___ Given records ___

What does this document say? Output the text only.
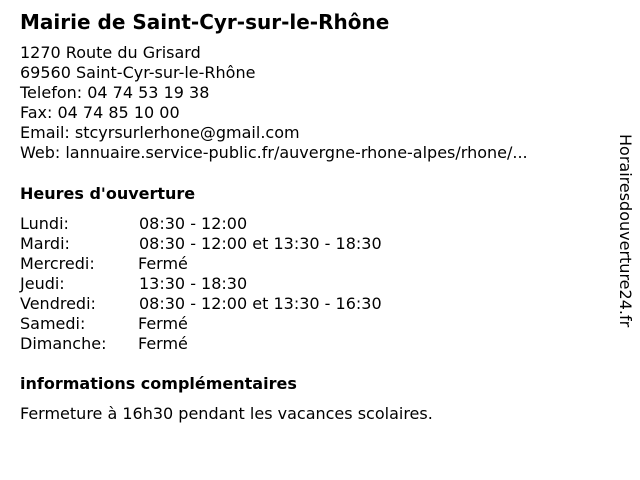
Mairie de Saint-Cyr-sur-le-Rhône
1270 Route du Grisard
69560 Saint-Cyr-sur-le-Rhône
Telefon: 04 74 53 19 38
Fax: 04 74 85 10 00
Email: stcyrsurlerhone@gmail.com
Web: lannuaire.service-public.fr/auvergne-rhone-alpes/rhone/...
Heures d'ouverture
Lundi:	08:30 - 12:00
Mardi:	08:30 - 12:00 et 13:30 - 18:30
Mercredi:	Fermé
Jeudi:	13:30 - 18:30
Vendredi:	08:30 - 12:00 et 13:30 - 16:30
Samedi:	Fermé
Dimanche: Fermé
informations complémentaires
Fermeture à 16h30 pendant les vacances scolaires.
Horairesdouverture24.fr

___

> [Objective]:
Extract every line above containing the word "Fermé".

> [Reply]:
Mercredi:	Fermé
Samedi:	Fermé
Dimanche: Fermé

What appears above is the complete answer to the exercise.